= Aim of the exercise =
Each line below must be set down exactly; omit any image you find.

= Extracted information =
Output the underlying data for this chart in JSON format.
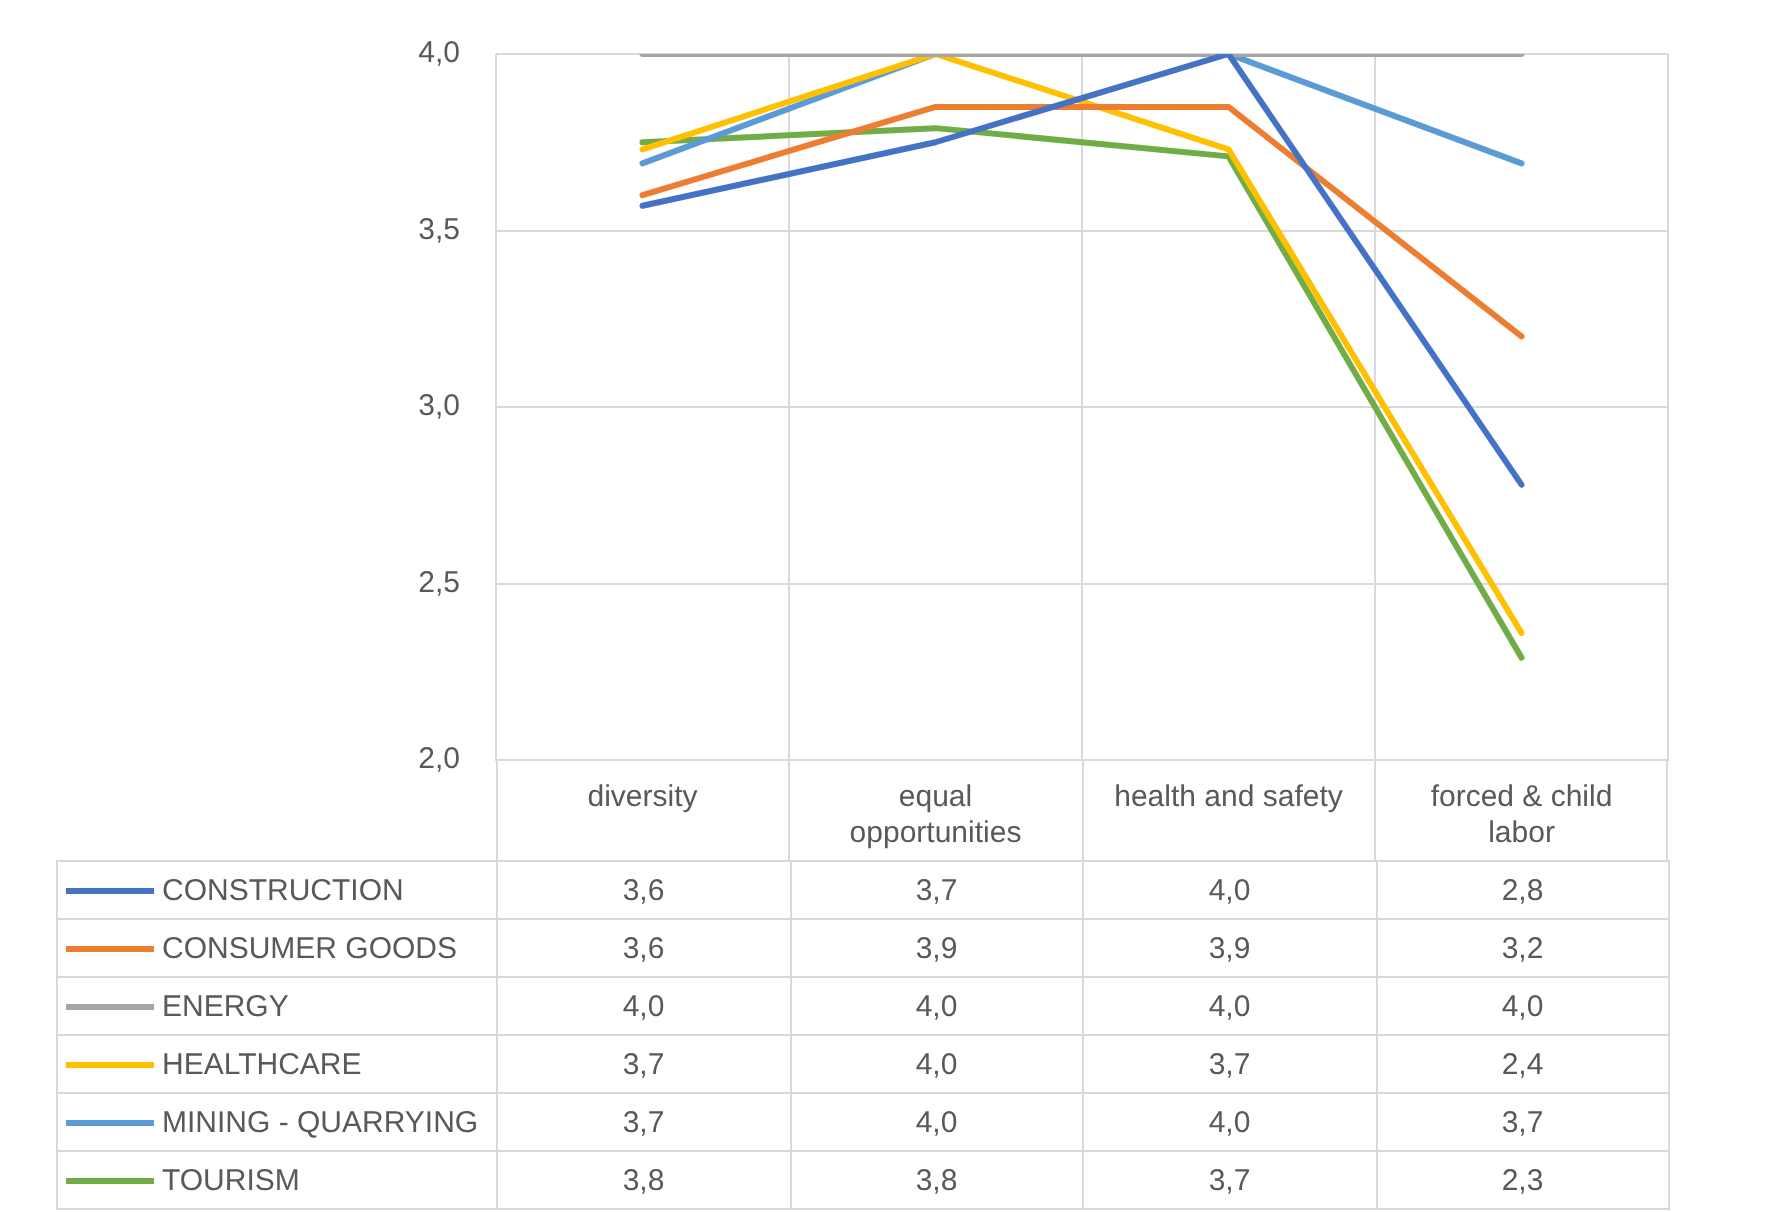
{
  "chart_data": {
    "type": "line",
    "categories": [
      "diversity",
      "equal opportunities",
      "health and safety",
      "forced & child labor"
    ],
    "ylim": [
      2,
      4
    ],
    "yticks": [
      {
        "value": 2,
        "label": "2,0"
      },
      {
        "value": 2.5,
        "label": "2,5"
      },
      {
        "value": 3,
        "label": "3,0"
      },
      {
        "value": 3.5,
        "label": "3,5"
      },
      {
        "value": 4,
        "label": "4,0"
      }
    ],
    "grid": true,
    "legend": "bottom",
    "marker": "none",
    "series": [
      {
        "name": "CONSTRUCTION",
        "color": "#4472c4",
        "values": [
          3.57,
          3.75,
          4.0,
          2.78
        ],
        "value_labels": [
          "3,6",
          "3,7",
          "4,0",
          "2,8"
        ]
      },
      {
        "name": "CONSUMER GOODS",
        "color": "#ed7d31",
        "values": [
          3.6,
          3.85,
          3.85,
          3.2
        ],
        "value_labels": [
          "3,6",
          "3,9",
          "3,9",
          "3,2"
        ]
      },
      {
        "name": "ENERGY",
        "color": "#a5a5a5",
        "values": [
          4.0,
          4.0,
          4.0,
          4.0
        ],
        "value_labels": [
          "4,0",
          "4,0",
          "4,0",
          "4,0"
        ]
      },
      {
        "name": "HEALTHCARE",
        "color": "#ffc000",
        "values": [
          3.73,
          4.0,
          3.73,
          2.36
        ],
        "value_labels": [
          "3,7",
          "4,0",
          "3,7",
          "2,4"
        ]
      },
      {
        "name": "MINING - QUARRYING",
        "color": "#5b9bd5",
        "values": [
          3.69,
          4.0,
          4.0,
          3.69
        ],
        "value_labels": [
          "3,7",
          "4,0",
          "4,0",
          "3,7"
        ]
      },
      {
        "name": "TOURISM",
        "color": "#70ad47",
        "values": [
          3.75,
          3.79,
          3.71,
          2.29
        ],
        "value_labels": [
          "3,8",
          "3,8",
          "3,7",
          "2,3"
        ]
      }
    ]
  }
}
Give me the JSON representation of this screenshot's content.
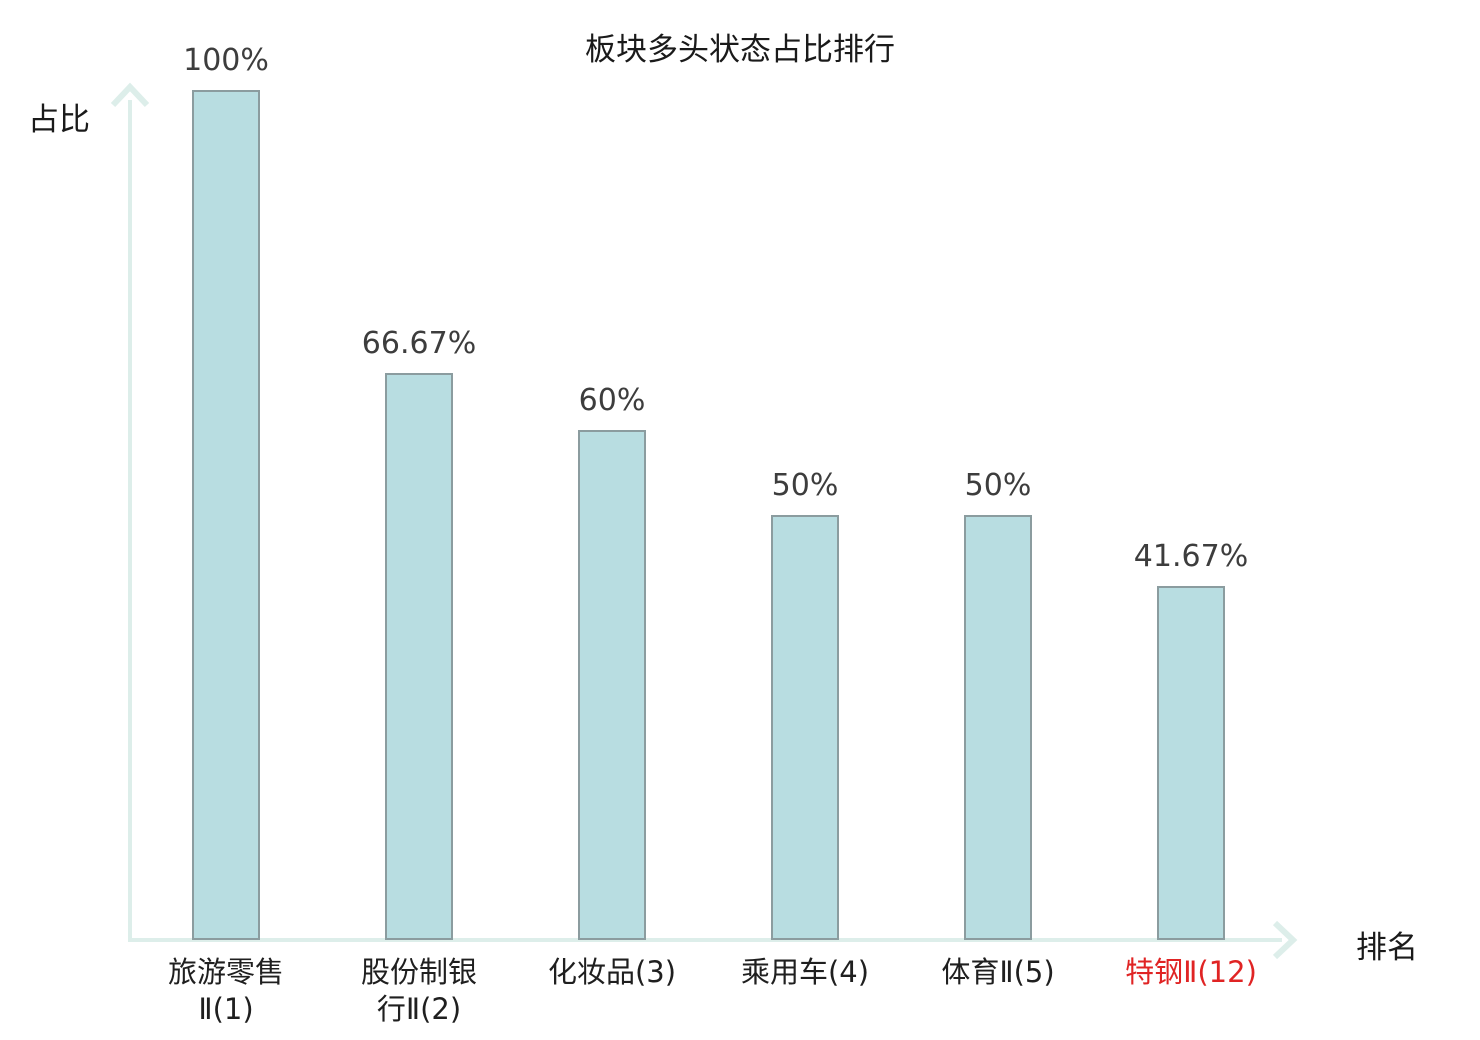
{
  "title": "板块多头状态占比排行",
  "y_axis_label": "占比",
  "x_axis_label": "排名",
  "colors": {
    "bar_fill": "#b8dde1",
    "bar_border": "#8b9c9f",
    "axis": "#ddeeea",
    "title_text": "#1a1a1a",
    "value_text": "#3d3d3d",
    "category_text": "#1f1f1f",
    "highlight_text": "#e02424"
  },
  "chart_data": {
    "type": "bar",
    "title": "板块多头状态占比排行",
    "xlabel": "排名",
    "ylabel": "占比",
    "ylim": [
      0,
      100
    ],
    "grid": false,
    "categories": [
      "旅游零售\nⅡ(1)",
      "股份制银\n行Ⅱ(2)",
      "化妆品(3)",
      "乘用车(4)",
      "体育Ⅱ(5)",
      "特钢Ⅱ(12)"
    ],
    "values": [
      100,
      66.67,
      60,
      50,
      50,
      41.67
    ],
    "value_labels": [
      "100%",
      "66.67%",
      "60%",
      "50%",
      "50%",
      "41.67%"
    ],
    "highlight_index": 5
  }
}
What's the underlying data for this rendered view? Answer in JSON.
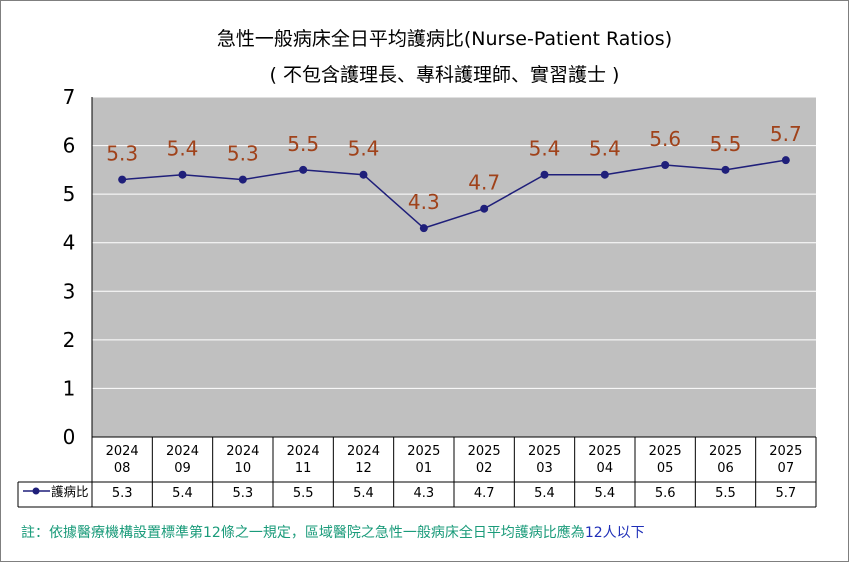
{
  "title": "急性一般病床全日平均護病比(Nurse-Patient Ratios)",
  "subtitle": "( 不包含護理長、專科護理師、實習護士 )",
  "colors": {
    "plot_bg": "#c0c0c0",
    "line": "#1f1f7a",
    "data_label": "#a0421a",
    "gridline": "#ffffff",
    "footnote": "#1a9b7a",
    "footnote_highlight": "#1f2fb8"
  },
  "chart_data": {
    "type": "line",
    "categories": [
      [
        "2024",
        "08"
      ],
      [
        "2024",
        "09"
      ],
      [
        "2024",
        "10"
      ],
      [
        "2024",
        "11"
      ],
      [
        "2024",
        "12"
      ],
      [
        "2025",
        "01"
      ],
      [
        "2025",
        "02"
      ],
      [
        "2025",
        "03"
      ],
      [
        "2025",
        "04"
      ],
      [
        "2025",
        "05"
      ],
      [
        "2025",
        "06"
      ],
      [
        "2025",
        "07"
      ]
    ],
    "series": [
      {
        "name": "護病比",
        "values": [
          5.3,
          5.4,
          5.3,
          5.5,
          5.4,
          4.3,
          4.7,
          5.4,
          5.4,
          5.6,
          5.5,
          5.7
        ]
      }
    ],
    "ylim": [
      0,
      7
    ],
    "yticks": [
      "0",
      "1",
      "2",
      "3",
      "4",
      "5",
      "6",
      "7"
    ],
    "grid": true,
    "legend": "data-table",
    "data_labels": true
  },
  "footnote": {
    "text": "註：依據醫療機構設置標準第12條之一規定，區域醫院之急性一般病床全日平均護病比應為",
    "highlight": "12人以下"
  }
}
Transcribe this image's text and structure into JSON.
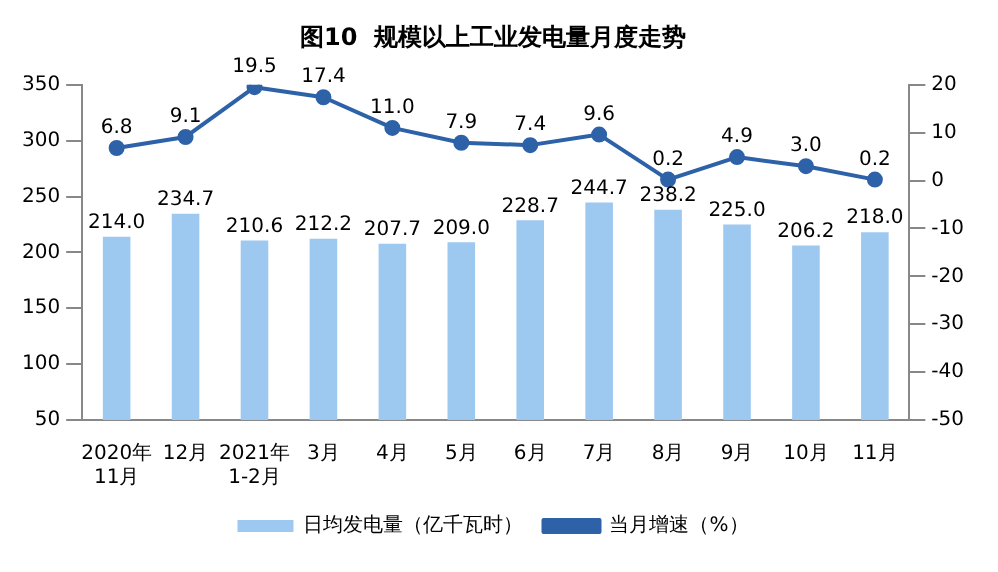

= Correct result =
Output the underlying data for this chart in JSON format.
{
  "chart_data": {
    "type": "line",
    "categories": [
      "diversity",
      "equal opportunities",
      "health and safety",
      "forced & child labor"
    ],
    "ylim": [
      2,
      4
    ],
    "yticks": [
      {
        "value": 2,
        "label": "2,0"
      },
      {
        "value": 2.5,
        "label": "2,5"
      },
      {
        "value": 3,
        "label": "3,0"
      },
      {
        "value": 3.5,
        "label": "3,5"
      },
      {
        "value": 4,
        "label": "4,0"
      }
    ],
    "grid": true,
    "legend": "bottom",
    "marker": "none",
    "series": [
      {
        "name": "CONSTRUCTION",
        "color": "#4472c4",
        "values": [
          3.57,
          3.75,
          4.0,
          2.78
        ],
        "value_labels": [
          "3,6",
          "3,7",
          "4,0",
          "2,8"
        ]
      },
      {
        "name": "CONSUMER GOODS",
        "color": "#ed7d31",
        "values": [
          3.6,
          3.85,
          3.85,
          3.2
        ],
        "value_labels": [
          "3,6",
          "3,9",
          "3,9",
          "3,2"
        ]
      },
      {
        "name": "ENERGY",
        "color": "#a5a5a5",
        "values": [
          4.0,
          4.0,
          4.0,
          4.0
        ],
        "value_labels": [
          "4,0",
          "4,0",
          "4,0",
          "4,0"
        ]
      },
      {
        "name": "HEALTHCARE",
        "color": "#ffc000",
        "values": [
          3.73,
          4.0,
          3.73,
          2.36
        ],
        "value_labels": [
          "3,7",
          "4,0",
          "3,7",
          "2,4"
        ]
      },
      {
        "name": "MINING - QUARRYING",
        "color": "#5b9bd5",
        "values": [
          3.69,
          4.0,
          4.0,
          3.69
        ],
        "value_labels": [
          "3,7",
          "4,0",
          "4,0",
          "3,7"
        ]
      },
      {
        "name": "TOURISM",
        "color": "#70ad47",
        "values": [
          3.75,
          3.79,
          3.71,
          2.29
        ],
        "value_labels": [
          "3,8",
          "3,8",
          "3,7",
          "2,3"
        ]
      }
    ]
  }
}
Give me the JSON representation of this screenshot's content.
{
  "title": "板块多头状态占比排行",
  "y_axis_label": "占比",
  "x_axis_label": "排名",
  "colors": {
    "bar_fill": "#b8dde1",
    "bar_border": "#8b9c9f",
    "axis": "#ddeeea",
    "title_text": "#1a1a1a",
    "value_text": "#3d3d3d",
    "category_text": "#1f1f1f",
    "highlight_text": "#e02424"
  },
  "chart_data": {
    "type": "bar",
    "title": "板块多头状态占比排行",
    "xlabel": "排名",
    "ylabel": "占比",
    "ylim": [
      0,
      100
    ],
    "grid": false,
    "categories": [
      "旅游零售\nⅡ(1)",
      "股份制银\n行Ⅱ(2)",
      "化妆品(3)",
      "乘用车(4)",
      "体育Ⅱ(5)",
      "特钢Ⅱ(12)"
    ],
    "values": [
      100,
      66.67,
      60,
      50,
      50,
      41.67
    ],
    "value_labels": [
      "100%",
      "66.67%",
      "60%",
      "50%",
      "50%",
      "41.67%"
    ],
    "highlight_index": 5
  }
}
What's the underlying data for this rendered view? Answer in JSON.
{
  "title": "急性一般病床全日平均護病比(Nurse-Patient Ratios)",
  "subtitle": "( 不包含護理長、專科護理師、實習護士 )",
  "colors": {
    "plot_bg": "#c0c0c0",
    "line": "#1f1f7a",
    "data_label": "#a0421a",
    "gridline": "#ffffff",
    "footnote": "#1a9b7a",
    "footnote_highlight": "#1f2fb8"
  },
  "chart_data": {
    "type": "line",
    "categories": [
      [
        "2024",
        "08"
      ],
      [
        "2024",
        "09"
      ],
      [
        "2024",
        "10"
      ],
      [
        "2024",
        "11"
      ],
      [
        "2024",
        "12"
      ],
      [
        "2025",
        "01"
      ],
      [
        "2025",
        "02"
      ],
      [
        "2025",
        "03"
      ],
      [
        "2025",
        "04"
      ],
      [
        "2025",
        "05"
      ],
      [
        "2025",
        "06"
      ],
      [
        "2025",
        "07"
      ]
    ],
    "series": [
      {
        "name": "護病比",
        "values": [
          5.3,
          5.4,
          5.3,
          5.5,
          5.4,
          4.3,
          4.7,
          5.4,
          5.4,
          5.6,
          5.5,
          5.7
        ]
      }
    ],
    "ylim": [
      0,
      7
    ],
    "yticks": [
      "0",
      "1",
      "2",
      "3",
      "4",
      "5",
      "6",
      "7"
    ],
    "grid": true,
    "legend": "data-table",
    "data_labels": true
  },
  "footnote": {
    "text": "註：依據醫療機構設置標準第12條之一規定，區域醫院之急性一般病床全日平均護病比應為",
    "highlight": "12人以下"
  }
}
Transcribe this image's text and structure into JSON.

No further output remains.